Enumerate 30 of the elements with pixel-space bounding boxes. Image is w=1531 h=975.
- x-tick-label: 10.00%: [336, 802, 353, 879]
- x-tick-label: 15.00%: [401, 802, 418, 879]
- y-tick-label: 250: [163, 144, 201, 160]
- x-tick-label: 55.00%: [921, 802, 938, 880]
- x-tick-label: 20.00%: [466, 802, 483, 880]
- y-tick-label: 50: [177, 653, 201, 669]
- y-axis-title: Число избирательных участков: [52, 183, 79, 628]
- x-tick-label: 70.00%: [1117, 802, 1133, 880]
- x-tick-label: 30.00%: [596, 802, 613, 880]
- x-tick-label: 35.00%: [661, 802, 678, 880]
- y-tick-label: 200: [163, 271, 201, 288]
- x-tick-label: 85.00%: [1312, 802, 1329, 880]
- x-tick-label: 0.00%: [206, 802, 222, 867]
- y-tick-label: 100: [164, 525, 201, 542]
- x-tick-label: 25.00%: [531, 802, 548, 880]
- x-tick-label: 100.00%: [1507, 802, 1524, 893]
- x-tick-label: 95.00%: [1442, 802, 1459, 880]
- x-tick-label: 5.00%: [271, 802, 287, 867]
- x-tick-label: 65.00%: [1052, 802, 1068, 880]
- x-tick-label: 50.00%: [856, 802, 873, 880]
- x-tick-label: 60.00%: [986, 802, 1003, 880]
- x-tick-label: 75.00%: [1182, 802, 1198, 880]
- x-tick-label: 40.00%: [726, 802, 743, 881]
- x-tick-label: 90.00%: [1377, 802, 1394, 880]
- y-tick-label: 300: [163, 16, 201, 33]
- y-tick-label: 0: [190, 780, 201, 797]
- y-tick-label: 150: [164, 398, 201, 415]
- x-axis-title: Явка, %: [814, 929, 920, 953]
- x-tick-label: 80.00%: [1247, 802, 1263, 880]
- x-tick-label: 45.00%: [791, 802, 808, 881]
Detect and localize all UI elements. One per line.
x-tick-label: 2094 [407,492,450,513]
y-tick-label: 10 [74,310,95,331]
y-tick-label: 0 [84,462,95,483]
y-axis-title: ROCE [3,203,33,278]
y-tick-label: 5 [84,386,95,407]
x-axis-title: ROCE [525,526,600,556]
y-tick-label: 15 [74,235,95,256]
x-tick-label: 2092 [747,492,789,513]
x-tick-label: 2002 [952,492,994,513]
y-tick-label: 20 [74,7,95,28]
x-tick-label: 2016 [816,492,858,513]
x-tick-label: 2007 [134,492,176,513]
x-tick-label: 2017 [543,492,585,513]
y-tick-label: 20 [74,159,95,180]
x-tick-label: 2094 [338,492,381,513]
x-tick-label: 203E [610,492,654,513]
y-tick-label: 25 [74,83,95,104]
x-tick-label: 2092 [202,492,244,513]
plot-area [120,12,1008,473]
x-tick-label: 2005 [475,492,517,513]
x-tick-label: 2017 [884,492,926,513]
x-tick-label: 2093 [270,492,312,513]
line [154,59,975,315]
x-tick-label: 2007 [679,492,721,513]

◆ What you will do: Write out every line of the data above, character for character, with nothing changed or left out.

◆ Answer for this exercise:
Enumerate 30 of the elements with pixel-space bounding boxes. Image is w=1531 h=975.
- x-tick-label: 10.00%: [336, 802, 353, 879]
- x-tick-label: 15.00%: [401, 802, 418, 879]
- y-tick-label: 250: [163, 144, 201, 160]
- x-tick-label: 55.00%: [921, 802, 938, 880]
- x-tick-label: 20.00%: [466, 802, 483, 880]
- y-tick-label: 50: [177, 653, 201, 669]
- y-axis-title: Число избирательных участков: [52, 183, 79, 628]
- x-tick-label: 70.00%: [1117, 802, 1133, 880]
- x-tick-label: 30.00%: [596, 802, 613, 880]
- x-tick-label: 35.00%: [661, 802, 678, 880]
- y-tick-label: 200: [163, 271, 201, 288]
- x-tick-label: 85.00%: [1312, 802, 1329, 880]
- x-tick-label: 0.00%: [206, 802, 222, 867]
- y-tick-label: 100: [164, 525, 201, 542]
- x-tick-label: 25.00%: [531, 802, 548, 880]
- x-tick-label: 100.00%: [1507, 802, 1524, 893]
- x-tick-label: 95.00%: [1442, 802, 1459, 880]
- x-tick-label: 5.00%: [271, 802, 287, 867]
- x-tick-label: 65.00%: [1052, 802, 1068, 880]
- x-tick-label: 50.00%: [856, 802, 873, 880]
- x-tick-label: 60.00%: [986, 802, 1003, 880]
- x-tick-label: 75.00%: [1182, 802, 1198, 880]
- x-tick-label: 40.00%: [726, 802, 743, 881]
- x-tick-label: 90.00%: [1377, 802, 1394, 880]
- y-tick-label: 300: [163, 16, 201, 33]
- y-tick-label: 0: [190, 780, 201, 797]
- y-tick-label: 150: [164, 398, 201, 415]
- x-axis-title: Явка, %: [814, 929, 920, 953]
- x-tick-label: 80.00%: [1247, 802, 1263, 880]
- x-tick-label: 45.00%: [791, 802, 808, 881]
Detect and localize all UI elements. One per line.
x-tick-label: 2094 [407,492,450,513]
y-tick-label: 10 [74,310,95,331]
y-tick-label: 0 [84,462,95,483]
y-axis-title: ROCE [3,203,33,278]
y-tick-label: 5 [84,386,95,407]
x-axis-title: ROCE [525,526,600,556]
y-tick-label: 15 [74,235,95,256]
x-tick-label: 2092 [747,492,789,513]
x-tick-label: 2002 [952,492,994,513]
y-tick-label: 20 [74,7,95,28]
x-tick-label: 2016 [816,492,858,513]
x-tick-label: 2007 [134,492,176,513]
x-tick-label: 2017 [543,492,585,513]
y-tick-label: 20 [74,159,95,180]
x-tick-label: 2094 [338,492,381,513]
x-tick-label: 203E [610,492,654,513]
y-tick-label: 25 [74,83,95,104]
x-tick-label: 2092 [202,492,244,513]
plot-area [120,12,1008,473]
x-tick-label: 2005 [475,492,517,513]
x-tick-label: 2017 [884,492,926,513]
x-tick-label: 2093 [270,492,312,513]
line [154,59,975,315]
x-tick-label: 2007 [679,492,721,513]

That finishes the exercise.